In our second installment of The Internet of Things (IoT), Data, and the Implications for Intellectual Property, we discussed the relationship of data and IoT devices. In this final installment, let's look ahead to the potential future of IoT.

The number of companies that are actively seeking IP protection in this area has rapidly increased. A chart created with ipCapital Group's patent research software, ipCG Innovation Integrator, demonstrates that from 2007 and 2016, there was a 1300% increase in patents related to the IoT. 1


Furthermore, this increase in patent activity is distributed across multiple sectors and disciplines.

From healthcare to cars to smart home devices, these areas are hot with innovation and efforts to protect them. A more formal study of each of the patents would help reveal white spaces where innovation is not yet occurring. Even a quick scan of our topic wheel shows areas where innovation efforts are just emerging, e.g., in marine and agriculture industries.

As computer chips and devices get smaller, and corporations realize the complex relationships that can be deduced (and monetized) by the volumes of data generated from IoT devices, we can expect IoT connected items to become ubiquitous.

It would be unsurprising to see everything from cereal boxes to clothing to couches embedded with microchips that connect to the IoT, and report back gigabytes of data to you, corporations, and even the government. One can easily assume there will be all sorts of fantastical integrations when it comes to the IoT. What's really important when it comes to the future of the IoT isn't the things themselves, but how you or your business takes advantage of the things, the data they produce, and the gaps in the science. And ultimately, how the innovations can be meaningful.

Let's take a look at the future and see where there are some advantageous opportunities:

Things: Look at any object around you. How could it be made better if it was connected to the internet? Could it be remotely controlled? Could it send some real time data about its use to someone?  Could it monitor its environment and send data about external conditions elsewhere? Could it be attached to someone or something either to enhance it, or gather data about it?

Every one of those questions is an opportunity regarding the IoT. All of these want-to-be connected objects will require a combination of hardware and software integrated into to them. That ideation and design process will create substantial amounts of intellectual property.

What about totally new things that haven't been invented yet? Nanoparticle inks that can change color based upon IoT related input? Let your imagination run wild.

Data: The heavy hitter of the IoT is the data it generates. Perhaps even more than the things themselves, it will be the literal yottabytes of data that all these things create that will hold the most opportunity in the future.

We are already seeing big corporations like Microsoft, Google, Amazon, and Apple produce what are essentially IoT hubs in homes.  Amazon Echo, Google Home, Cortana, Siri: these devices and services are marketed as "digital assistants," but in reality, these are IoT-connected data collection devices. Each one learns about your habits, needs, and lifestyle, and sends that data away to be collected, correlated, and most importantly, acted upon.

So what kind of actions? Where's the future payoff for you or corporations? It will be in the analysis of the data and the efficiencies and improvements available based on that analysis. Some of it will be straightforward and won't require much more than massive amounts of "IFTTT" (if this, then that) software statements to handle. For example, if the thermostat reaches 65 degrees, then send me a text notifying me that the house is cold and that my Google Home device just turned it up to 72 degrees. That's easy enough to do. However, there will also be many use cases that require a more in-depth human review and analysis to realize the value of the information.

______________________________

* _Task requirements_
A – Reproduce the part of the IoT article that opens with the words containing "Data: The heavy" and closes with "in the future.".
B – In the records, take the part that opens with the line containing "perf-level2: 成本指标 xyxy=(337,1091,438,1148)" and closes with the line containing "perf-level3: 补助人数 xyxy=(438,1208,557,1265)". Give those lines again with "empty-cell" replaced by "blank-cell" and all else unchanged.

* _Exercise material_

______________________________

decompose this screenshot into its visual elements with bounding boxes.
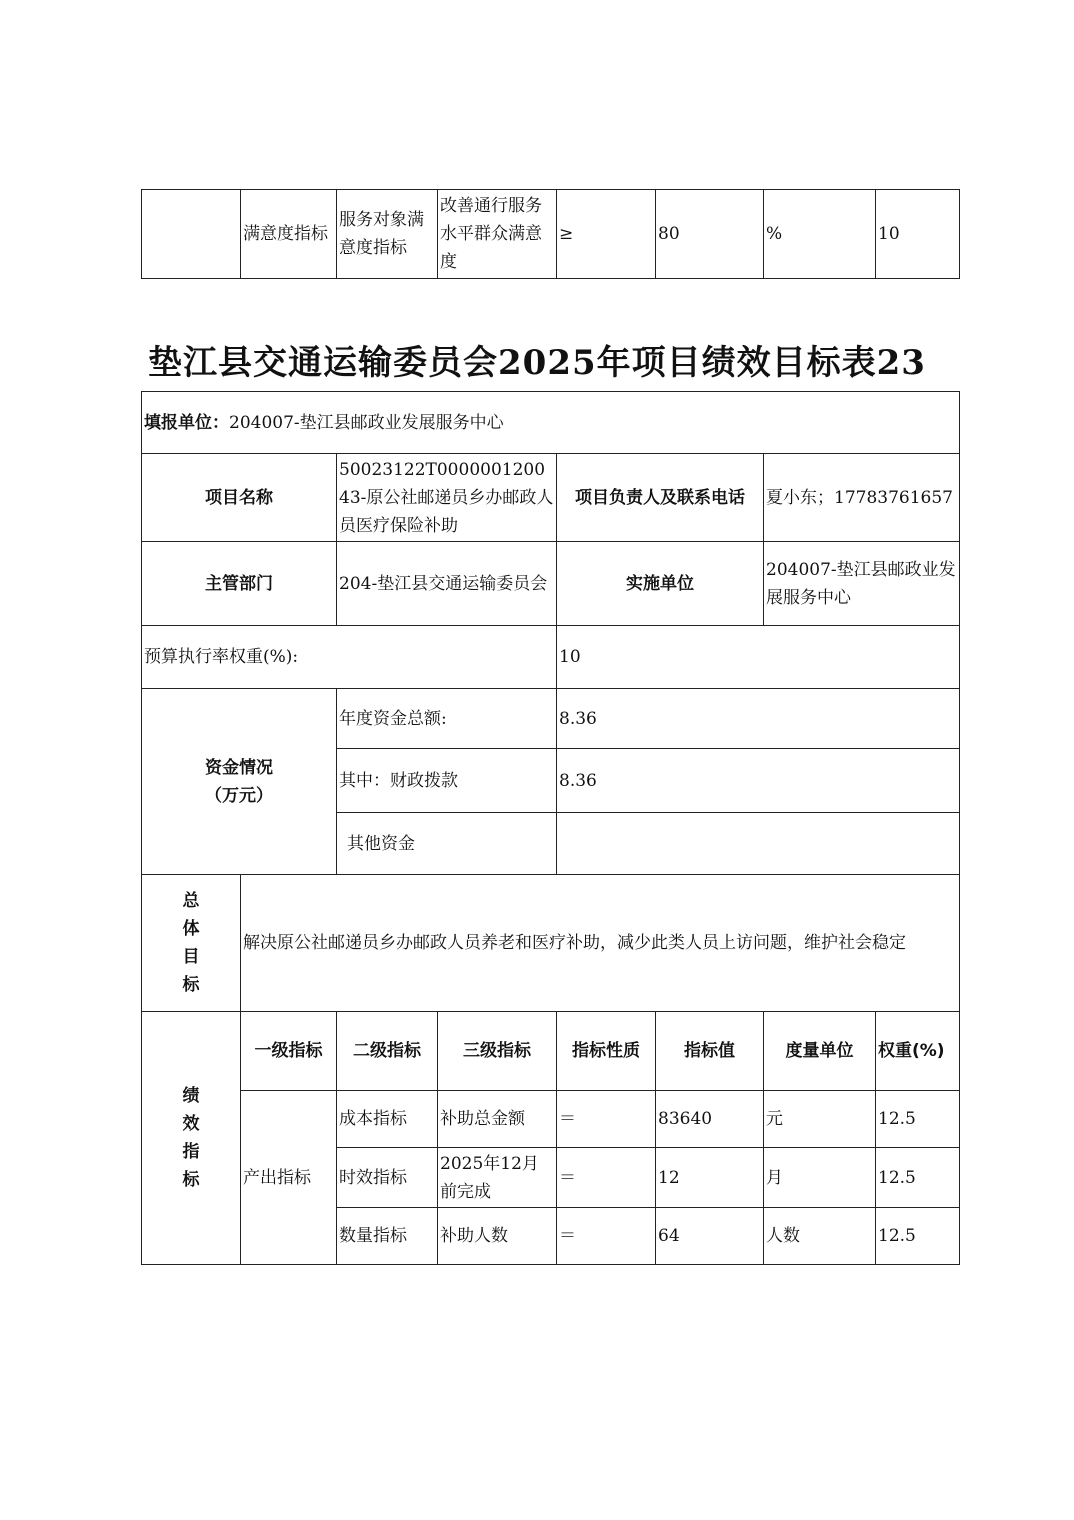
perf-level2: 成本指标 xyxy=(337,1091,438,1148)
goal-label-char: 总 xyxy=(182,891,200,911)
goal-row xyxy=(142,875,960,1012)
value-cell: 80 xyxy=(656,190,764,279)
empty-cell xyxy=(142,190,241,279)
unit-label: 填报单位： xyxy=(144,412,229,433)
header-value: 指标值 xyxy=(656,1012,764,1091)
perf-label-char: 效 xyxy=(182,1114,200,1134)
contact-label: 项目负责人及联系电话 xyxy=(557,454,764,542)
project-row xyxy=(142,454,960,542)
funds-other-label: 其他资金 xyxy=(337,813,557,875)
header-level3: 三级指标 xyxy=(438,1012,557,1091)
header-nature: 指标性质 xyxy=(557,1012,656,1091)
perf-level3: 补助人数 xyxy=(438,1208,557,1265)
indicator-cell: 改善通行服务水平群众满意度 xyxy=(438,190,557,279)
goal-label-char: 标 xyxy=(182,975,200,995)
header-level1: 一级指标 xyxy=(241,1012,337,1091)
unit-cell: % xyxy=(764,190,876,279)
perf-weight: 12.5 xyxy=(876,1148,960,1208)
funds-fiscal-value: 8.36 xyxy=(557,749,960,813)
header-unit: 度量单位 xyxy=(764,1012,876,1091)
funds-total-value: 8.36 xyxy=(557,689,960,749)
funds-label-line1: 资金情况 xyxy=(205,757,273,778)
unit-cell xyxy=(142,392,960,454)
budget-rate-row xyxy=(142,626,960,689)
funds-total-label: 年度资金总额: xyxy=(337,689,557,749)
nature-cell: ≥ xyxy=(557,190,656,279)
continuation-table xyxy=(141,189,960,279)
goal-label-char: 体 xyxy=(182,919,200,939)
perf-unit: 人数 xyxy=(764,1208,876,1265)
table-row xyxy=(142,1091,960,1148)
level3-cell: 服务对象满意度指标 xyxy=(337,190,438,279)
perf-value: 12 xyxy=(656,1148,764,1208)
impl-value: 204007-垫江县邮政业发展服务中心 xyxy=(764,542,960,626)
perf-level2: 时效指标 xyxy=(337,1148,438,1208)
dept-label: 主管部门 xyxy=(142,542,337,626)
perf-value: 64 xyxy=(656,1208,764,1265)
funds-fiscal-label: 其中：财政拨款 xyxy=(337,749,557,813)
budget-rate-value: 10 xyxy=(557,626,960,689)
goal-label-char: 目 xyxy=(182,947,200,967)
perf-label-char: 标 xyxy=(182,1170,200,1190)
perf-weight: 12.5 xyxy=(876,1208,960,1265)
header-level2: 二级指标 xyxy=(337,1012,438,1091)
page-title: 垫江县交通运输委员会2025年项目绩效目标表23 xyxy=(148,343,926,383)
perf-level3: 2025年12月前完成 xyxy=(438,1148,557,1208)
perf-level3: 补助总金额 xyxy=(438,1091,557,1148)
perf-level1: 产出指标 xyxy=(241,1091,337,1265)
perf-unit: 月 xyxy=(764,1148,876,1208)
contact-value: 夏小东；17783761657 xyxy=(764,454,960,542)
funds-other-value xyxy=(557,813,960,875)
funds-row-total xyxy=(142,689,960,749)
funds-label xyxy=(142,689,337,875)
level2-cell: 满意度指标 xyxy=(241,190,337,279)
project-name-label: 项目名称 xyxy=(142,454,337,542)
unit-value: 204007-垫江县邮政业发展服务中心 xyxy=(229,412,504,433)
perf-header-row xyxy=(142,1012,960,1091)
project-name-value: 50023122T000000120043-原公社邮递员乡办邮政人员医疗保险补助 xyxy=(337,454,557,542)
perf-nature: ＝ xyxy=(557,1208,656,1265)
budget-rate-label: 预算执行率权重(%): xyxy=(142,626,557,689)
performance-form-table xyxy=(141,391,960,1265)
goal-value: 解决原公社邮递员乡办邮政人员养老和医疗补助，减少此类人员上访问题，维护社会稳定 xyxy=(241,875,960,1012)
perf-weight: 12.5 xyxy=(876,1091,960,1148)
header-weight: 权重(%) xyxy=(876,1012,960,1091)
perf-nature: ＝ xyxy=(557,1091,656,1148)
table-row xyxy=(142,190,960,279)
unit-row xyxy=(142,392,960,454)
perf-level2: 数量指标 xyxy=(337,1208,438,1265)
perf-label-char: 指 xyxy=(182,1142,200,1162)
perf-unit: 元 xyxy=(764,1091,876,1148)
impl-label: 实施单位 xyxy=(557,542,764,626)
goal-label xyxy=(142,875,241,1012)
perf-value: 83640 xyxy=(656,1091,764,1148)
perf-label-char: 绩 xyxy=(182,1086,200,1106)
perf-label xyxy=(142,1012,241,1265)
weight-cell: 10 xyxy=(876,190,960,279)
dept-value: 204-垫江县交通运输委员会 xyxy=(337,542,557,626)
funds-label-line2: （万元） xyxy=(205,785,273,806)
dept-row xyxy=(142,542,960,626)
perf-nature: ＝ xyxy=(557,1148,656,1208)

______________________________

* _Outputs_
A –
Data: The heavy hitter of the IoT is the data it generates. Perhaps even more than the things themselves, it will be the literal yottabytes of data that all these things create that will hold the most opportunity in the future.

B –
perf-level2: 成本指标 xyxy=(337,1091,438,1148)
goal-label-char: 总 xyxy=(182,891,200,911)
goal-row xyxy=(142,875,960,1012)
value-cell: 80 xyxy=(656,190,764,279)
blank-cell xyxy=(142,190,241,279)
unit-label: 填报单位： xyxy=(144,412,229,433)
header-value: 指标值 xyxy=(656,1012,764,1091)
perf-label-char: 效 xyxy=(182,1114,200,1134)
contact-label: 项目负责人及联系电话 xyxy=(557,454,764,542)
project-row xyxy=(142,454,960,542)
funds-other-label: 其他资金 xyxy=(337,813,557,875)
header-level3: 三级指标 xyxy=(438,1012,557,1091)
header-nature: 指标性质 xyxy=(557,1012,656,1091)
perf-level3: 补助人数 xyxy=(438,1208,557,1265)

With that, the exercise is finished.